##### Dataset records

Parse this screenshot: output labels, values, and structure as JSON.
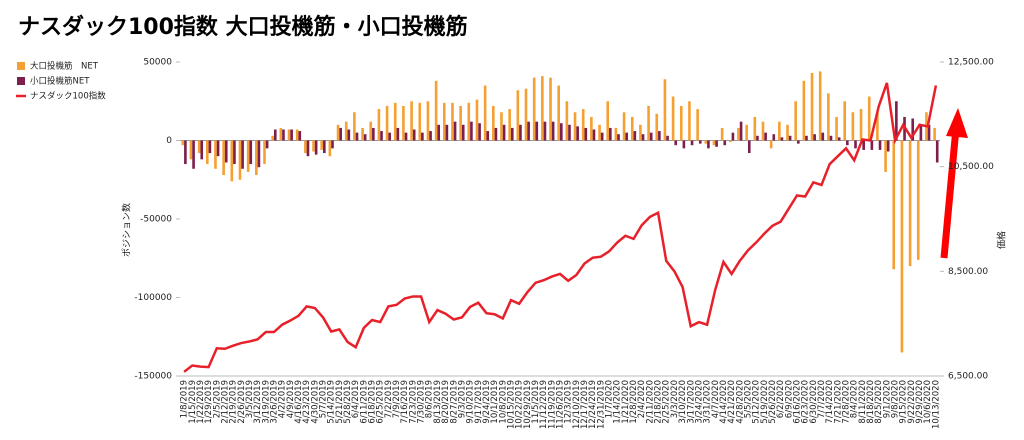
{
  "chart_data": {
    "type": "bar",
    "title": "ナスダック100指数 大口投機筋・小口投機筋",
    "y_label": "ポジション数",
    "y2_label": "価格",
    "categories": [
      "1/8/2019",
      "1/15/2019",
      "1/22/2019",
      "1/29/2019",
      "2/5/2019",
      "2/12/2019",
      "2/19/2019",
      "2/26/2019",
      "3/5/2019",
      "3/12/2019",
      "3/19/2019",
      "3/26/2019",
      "4/2/2019",
      "4/9/2019",
      "4/16/2019",
      "4/23/2019",
      "4/30/2019",
      "5/7/2019",
      "5/14/2019",
      "5/21/2019",
      "5/28/2019",
      "6/4/2019",
      "6/11/2019",
      "6/18/2019",
      "6/25/2019",
      "7/2/2019",
      "7/9/2019",
      "7/16/2019",
      "7/23/2019",
      "7/30/2019",
      "8/6/2019",
      "8/13/2019",
      "8/20/2019",
      "8/27/2019",
      "9/3/2019",
      "9/10/2019",
      "9/17/2019",
      "9/24/2019",
      "10/1/2019",
      "10/8/2019",
      "10/15/2019",
      "10/22/2019",
      "10/29/2019",
      "11/5/2019",
      "11/12/2019",
      "11/19/2019",
      "11/26/2019",
      "12/3/2019",
      "12/10/2019",
      "12/17/2019",
      "12/24/2019",
      "12/31/2019",
      "1/7/2020",
      "1/14/2020",
      "1/21/2020",
      "1/28/2020",
      "2/4/2020",
      "2/11/2020",
      "2/18/2020",
      "2/25/2020",
      "3/3/2020",
      "3/10/2020",
      "3/17/2020",
      "3/24/2020",
      "3/31/2020",
      "4/7/2020",
      "4/14/2020",
      "4/21/2020",
      "4/28/2020",
      "5/5/2020",
      "5/12/2020",
      "5/19/2020",
      "5/26/2020",
      "6/2/2020",
      "6/9/2020",
      "6/16/2020",
      "6/23/2020",
      "6/30/2020",
      "7/7/2020",
      "7/14/2020",
      "7/21/2020",
      "7/28/2020",
      "8/4/2020",
      "8/11/2020",
      "8/18/2020",
      "8/25/2020",
      "9/1/2020",
      "9/8/2020",
      "9/15/2020",
      "9/22/2020",
      "9/29/2020",
      "10/6/2020",
      "10/13/2020"
    ],
    "series": [
      {
        "name": "大口投機筋　NET",
        "color": "#f5a033",
        "values": [
          -3000,
          -12000,
          -8000,
          -15000,
          -18000,
          -22000,
          -26000,
          -25000,
          -20000,
          -22000,
          -15000,
          3000,
          8000,
          7000,
          7000,
          -8000,
          -7000,
          -6000,
          -10000,
          10000,
          12000,
          18000,
          8000,
          12000,
          20000,
          22000,
          24000,
          22000,
          25000,
          24000,
          25000,
          38000,
          24000,
          24000,
          22000,
          24000,
          26000,
          35000,
          22000,
          18000,
          20000,
          32000,
          33000,
          40000,
          41000,
          40000,
          35000,
          25000,
          18000,
          20000,
          15000,
          10000,
          25000,
          8000,
          18000,
          15000,
          10000,
          22000,
          17000,
          39000,
          28000,
          22000,
          25000,
          20000,
          -2000,
          -3000,
          8000,
          -1000,
          8000,
          10000,
          15000,
          12000,
          -5000,
          12000,
          10000,
          25000,
          38000,
          43000,
          44000,
          30000,
          15000,
          25000,
          18000,
          20000,
          28000,
          18000,
          -20000,
          -82000,
          -135000,
          -80000,
          -76000,
          18000,
          8000
        ]
      },
      {
        "name": "小口投機筋NET",
        "color": "#7b1f4e",
        "values": [
          -15000,
          -18000,
          -12000,
          -8000,
          -10000,
          -14000,
          -15000,
          -18000,
          -15000,
          -17000,
          -5000,
          7000,
          7000,
          7000,
          6000,
          -10000,
          -9000,
          -8000,
          -5000,
          8000,
          7000,
          5000,
          4000,
          8000,
          6000,
          5000,
          8000,
          5000,
          7000,
          5000,
          6000,
          10000,
          10000,
          12000,
          10000,
          12000,
          11000,
          6000,
          8000,
          10000,
          8000,
          10000,
          12000,
          12000,
          12000,
          12000,
          11000,
          10000,
          9000,
          8000,
          7000,
          5000,
          8000,
          4000,
          5000,
          6000,
          4000,
          5000,
          6000,
          3000,
          -3000,
          -5000,
          -3000,
          -2000,
          -5000,
          -4000,
          -3000,
          5000,
          12000,
          -8000,
          3000,
          5000,
          4000,
          2000,
          3000,
          -2000,
          3000,
          4000,
          5000,
          3000,
          2000,
          -3000,
          -5000,
          -6000,
          -6000,
          -6000,
          -7000,
          25000,
          15000,
          14000,
          10000,
          10000,
          -14000
        ]
      },
      {
        "name": "ナスダック100指数",
        "color": "#e8202a",
        "type": "line",
        "axis": "y2",
        "values": [
          6580,
          6700,
          6680,
          6670,
          7030,
          7020,
          7080,
          7130,
          7160,
          7200,
          7340,
          7340,
          7480,
          7560,
          7650,
          7830,
          7800,
          7620,
          7350,
          7390,
          7150,
          7050,
          7420,
          7570,
          7530,
          7830,
          7860,
          7980,
          8020,
          8020,
          7530,
          7760,
          7690,
          7580,
          7620,
          7820,
          7900,
          7700,
          7680,
          7600,
          7950,
          7880,
          8100,
          8280,
          8330,
          8400,
          8450,
          8320,
          8430,
          8650,
          8760,
          8780,
          8880,
          9050,
          9180,
          9120,
          9380,
          9540,
          9620,
          8700,
          8500,
          8200,
          7450,
          7530,
          7480,
          8150,
          8680,
          8450,
          8700,
          8900,
          9050,
          9220,
          9370,
          9450,
          9700,
          9950,
          9930,
          10200,
          10150,
          10550,
          10700,
          10850,
          10620,
          11020,
          11000,
          11650,
          12100,
          11000,
          11300,
          11050,
          11300,
          11270,
          12050
        ]
      }
    ],
    "ylim": [
      -150000,
      50000
    ],
    "yticks": [
      50000,
      0,
      -50000,
      -100000,
      -150000
    ],
    "y2lim": [
      6500,
      12500
    ],
    "y2ticks": [
      {
        "value": 12500,
        "label": "12,500.00"
      },
      {
        "value": 10500,
        "label": "10,500.00"
      },
      {
        "value": 8500,
        "label": "8,500.00"
      },
      {
        "value": 6500,
        "label": "6,500.00"
      }
    ],
    "grid": false,
    "legend": "top-left"
  }
}
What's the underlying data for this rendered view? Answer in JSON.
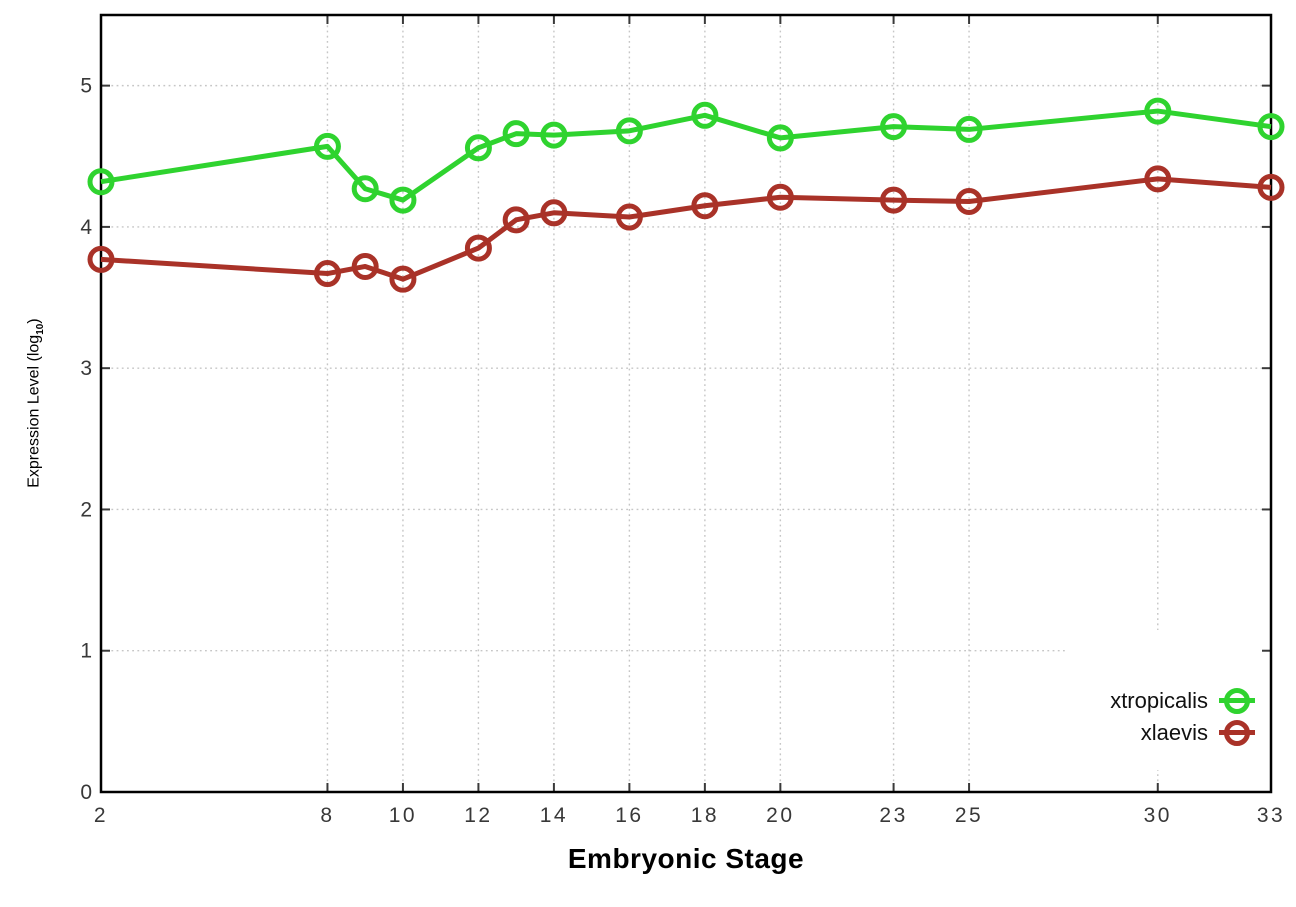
{
  "figure": {
    "background": "#ffffff",
    "border_color": "#000000",
    "grid_color": "#c6c6c6",
    "tick_color": "#3a3a3a",
    "tick_label_color": "#383838"
  },
  "axes": {
    "xlabel": "Embryonic Stage",
    "ylabel_prefix": "Expression Level (log",
    "ylabel_sub": "10",
    "ylabel_suffix": ")"
  },
  "legend": {
    "items": [
      {
        "label": "xtropicalis"
      },
      {
        "label": "xlaevis"
      }
    ]
  },
  "chart_data": {
    "type": "line",
    "title": "",
    "xlabel": "Embryonic Stage",
    "ylabel": "Expression Level (log10)",
    "x": [
      2,
      8,
      9,
      10,
      12,
      13,
      14,
      16,
      18,
      20,
      23,
      25,
      30,
      33
    ],
    "x_ticks": [
      2,
      8,
      10,
      12,
      14,
      16,
      18,
      20,
      23,
      25,
      30,
      33
    ],
    "y_ticks": [
      0,
      1,
      2,
      3,
      4,
      5
    ],
    "xlim": [
      2,
      33
    ],
    "ylim": [
      0,
      5.5
    ],
    "grid": true,
    "marker": "open-circle",
    "legend_position": "inside-bottom-right",
    "series": [
      {
        "name": "xtropicalis",
        "color": "#2fd32f",
        "values": [
          4.32,
          4.57,
          4.27,
          4.19,
          4.56,
          4.66,
          4.65,
          4.68,
          4.79,
          4.63,
          4.71,
          4.69,
          4.82,
          4.71
        ]
      },
      {
        "name": "xlaevis",
        "color": "#a93228",
        "values": [
          3.77,
          3.67,
          3.72,
          3.63,
          3.85,
          4.05,
          4.1,
          4.07,
          4.15,
          4.21,
          4.19,
          4.18,
          4.34,
          4.28
        ]
      }
    ]
  }
}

##########

→ **Given problem**
Using the listing above, show every line that includes the string "JSON".

→ **Reply**
Parse this screenshot: output labels, values, and structure as JSON.
What's the underlying data for this rendered view? Answer in JSON.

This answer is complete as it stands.